## INSTRUCTIONS FOR THE TASK
Reproduce each of the lines word for word.

## INFORMATION SHOWN
══════
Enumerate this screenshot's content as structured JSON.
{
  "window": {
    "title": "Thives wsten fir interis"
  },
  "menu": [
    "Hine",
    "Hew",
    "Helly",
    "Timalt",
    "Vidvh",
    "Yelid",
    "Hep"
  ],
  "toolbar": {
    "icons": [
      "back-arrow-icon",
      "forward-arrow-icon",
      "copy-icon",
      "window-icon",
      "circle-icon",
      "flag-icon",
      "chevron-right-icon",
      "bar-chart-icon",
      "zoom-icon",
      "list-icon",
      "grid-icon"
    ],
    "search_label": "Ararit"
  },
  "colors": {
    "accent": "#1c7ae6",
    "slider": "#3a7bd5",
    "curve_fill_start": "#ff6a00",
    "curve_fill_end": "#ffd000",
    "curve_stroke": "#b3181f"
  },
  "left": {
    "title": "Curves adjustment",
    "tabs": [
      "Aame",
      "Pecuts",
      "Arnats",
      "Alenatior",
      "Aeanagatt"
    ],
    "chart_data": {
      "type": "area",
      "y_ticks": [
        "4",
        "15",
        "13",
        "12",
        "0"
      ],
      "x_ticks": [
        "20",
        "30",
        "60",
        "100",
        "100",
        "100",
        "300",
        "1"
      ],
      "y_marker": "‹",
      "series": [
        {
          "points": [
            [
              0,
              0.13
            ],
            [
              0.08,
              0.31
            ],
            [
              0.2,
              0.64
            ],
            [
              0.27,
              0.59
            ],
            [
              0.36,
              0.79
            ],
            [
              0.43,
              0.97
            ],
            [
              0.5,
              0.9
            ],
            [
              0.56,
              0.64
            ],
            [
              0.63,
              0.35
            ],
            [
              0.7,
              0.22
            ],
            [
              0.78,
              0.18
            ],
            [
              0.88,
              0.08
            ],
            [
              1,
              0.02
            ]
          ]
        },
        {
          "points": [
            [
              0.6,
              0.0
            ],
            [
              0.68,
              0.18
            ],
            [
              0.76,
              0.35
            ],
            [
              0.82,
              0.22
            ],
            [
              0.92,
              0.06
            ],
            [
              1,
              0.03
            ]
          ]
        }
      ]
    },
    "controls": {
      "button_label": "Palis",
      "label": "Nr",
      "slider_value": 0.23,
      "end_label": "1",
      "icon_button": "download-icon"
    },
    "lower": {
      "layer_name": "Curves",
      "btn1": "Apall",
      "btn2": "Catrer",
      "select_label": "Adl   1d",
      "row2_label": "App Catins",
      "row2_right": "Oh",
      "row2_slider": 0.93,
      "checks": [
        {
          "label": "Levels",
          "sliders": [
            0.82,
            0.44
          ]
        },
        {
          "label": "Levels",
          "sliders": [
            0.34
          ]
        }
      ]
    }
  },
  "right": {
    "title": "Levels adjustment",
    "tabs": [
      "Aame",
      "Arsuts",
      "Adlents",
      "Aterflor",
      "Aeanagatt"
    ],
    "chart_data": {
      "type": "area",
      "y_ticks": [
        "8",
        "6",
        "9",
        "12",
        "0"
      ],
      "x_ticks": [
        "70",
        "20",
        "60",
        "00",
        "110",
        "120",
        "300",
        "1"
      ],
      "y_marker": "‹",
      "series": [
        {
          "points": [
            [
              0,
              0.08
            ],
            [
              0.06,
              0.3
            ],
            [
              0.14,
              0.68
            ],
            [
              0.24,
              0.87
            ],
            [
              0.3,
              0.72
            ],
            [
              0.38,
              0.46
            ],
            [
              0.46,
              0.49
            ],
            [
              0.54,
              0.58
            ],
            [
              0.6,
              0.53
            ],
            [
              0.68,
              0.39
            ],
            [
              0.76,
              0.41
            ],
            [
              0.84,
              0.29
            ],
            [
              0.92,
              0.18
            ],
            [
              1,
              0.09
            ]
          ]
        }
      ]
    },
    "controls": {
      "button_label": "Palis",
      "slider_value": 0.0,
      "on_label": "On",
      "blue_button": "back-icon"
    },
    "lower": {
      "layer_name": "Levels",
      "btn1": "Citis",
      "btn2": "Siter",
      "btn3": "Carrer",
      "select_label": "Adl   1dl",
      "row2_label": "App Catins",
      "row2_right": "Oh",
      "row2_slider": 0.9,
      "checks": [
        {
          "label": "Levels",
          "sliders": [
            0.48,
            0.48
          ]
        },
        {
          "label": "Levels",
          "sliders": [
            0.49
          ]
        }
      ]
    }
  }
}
══════
## ANSWER TO THIS EXERCISE
Enumerate this screenshot's content as structured JSON.
{
  "window": {
    "title": "Thives wsten fir interis"
  },
  "menu": [
    "Hine",
    "Hew",
    "Helly",
    "Timalt",
    "Vidvh",
    "Yelid",
    "Hep"
  ],
  "toolbar": {
    "icons": [
      "back-arrow-icon",
      "forward-arrow-icon",
      "copy-icon",
      "window-icon",
      "circle-icon",
      "flag-icon",
      "chevron-right-icon",
      "bar-chart-icon",
      "zoom-icon",
      "list-icon",
      "grid-icon"
    ],
    "search_label": "Ararit"
  },
  "colors": {
    "accent": "#1c7ae6",
    "slider": "#3a7bd5",
    "curve_fill_start": "#ff6a00",
    "curve_fill_end": "#ffd000",
    "curve_stroke": "#b3181f"
  },
  "left": {
    "title": "Curves adjustment",
    "tabs": [
      "Aame",
      "Pecuts",
      "Arnats",
      "Alenatior",
      "Aeanagatt"
    ],
    "chart_data": {
      "type": "area",
      "y_ticks": [
        "4",
        "15",
        "13",
        "12",
        "0"
      ],
      "x_ticks": [
        "20",
        "30",
        "60",
        "100",
        "100",
        "100",
        "300",
        "1"
      ],
      "y_marker": "‹",
      "series": [
        {
          "points": [
            [
              0,
              0.13
            ],
            [
              0.08,
              0.31
            ],
            [
              0.2,
              0.64
            ],
            [
              0.27,
              0.59
            ],
            [
              0.36,
              0.79
            ],
            [
              0.43,
              0.97
            ],
            [
              0.5,
              0.9
            ],
            [
              0.56,
              0.64
            ],
            [
              0.63,
              0.35
            ],
            [
              0.7,
              0.22
            ],
            [
              0.78,
              0.18
            ],
            [
              0.88,
              0.08
            ],
            [
              1,
              0.02
            ]
          ]
        },
        {
          "points": [
            [
              0.6,
              0.0
            ],
            [
              0.68,
              0.18
            ],
            [
              0.76,
              0.35
            ],
            [
              0.82,
              0.22
            ],
            [
              0.92,
              0.06
            ],
            [
              1,
              0.03
            ]
          ]
        }
      ]
    },
    "controls": {
      "button_label": "Palis",
      "label": "Nr",
      "slider_value": 0.23,
      "end_label": "1",
      "icon_button": "download-icon"
    },
    "lower": {
      "layer_name": "Curves",
      "btn1": "Apall",
      "btn2": "Catrer",
      "select_label": "Adl   1d",
      "row2_label": "App Catins",
      "row2_right": "Oh",
      "row2_slider": 0.93,
      "checks": [
        {
          "label": "Levels",
          "sliders": [
            0.82,
            0.44
          ]
        },
        {
          "label": "Levels",
          "sliders": [
            0.34
          ]
        }
      ]
    }
  },
  "right": {
    "title": "Levels adjustment",
    "tabs": [
      "Aame",
      "Arsuts",
      "Adlents",
      "Aterflor",
      "Aeanagatt"
    ],
    "chart_data": {
      "type": "area",
      "y_ticks": [
        "8",
        "6",
        "9",
        "12",
        "0"
      ],
      "x_ticks": [
        "70",
        "20",
        "60",
        "00",
        "110",
        "120",
        "300",
        "1"
      ],
      "y_marker": "‹",
      "series": [
        {
          "points": [
            [
              0,
              0.08
            ],
            [
              0.06,
              0.3
            ],
            [
              0.14,
              0.68
            ],
            [
              0.24,
              0.87
            ],
            [
              0.3,
              0.72
            ],
            [
              0.38,
              0.46
            ],
            [
              0.46,
              0.49
            ],
            [
              0.54,
              0.58
            ],
            [
              0.6,
              0.53
            ],
            [
              0.68,
              0.39
            ],
            [
              0.76,
              0.41
            ],
            [
              0.84,
              0.29
            ],
            [
              0.92,
              0.18
            ],
            [
              1,
              0.09
            ]
          ]
        }
      ]
    },
    "controls": {
      "button_label": "Palis",
      "slider_value": 0.0,
      "on_label": "On",
      "blue_button": "back-icon"
    },
    "lower": {
      "layer_name": "Levels",
      "btn1": "Citis",
      "btn2": "Siter",
      "btn3": "Carrer",
      "select_label": "Adl   1dl",
      "row2_label": "App Catins",
      "row2_right": "Oh",
      "row2_slider": 0.9,
      "checks": [
        {
          "label": "Levels",
          "sliders": [
            0.48,
            0.48
          ]
        },
        {
          "label": "Levels",
          "sliders": [
            0.49
          ]
        }
      ]
    }
  }
}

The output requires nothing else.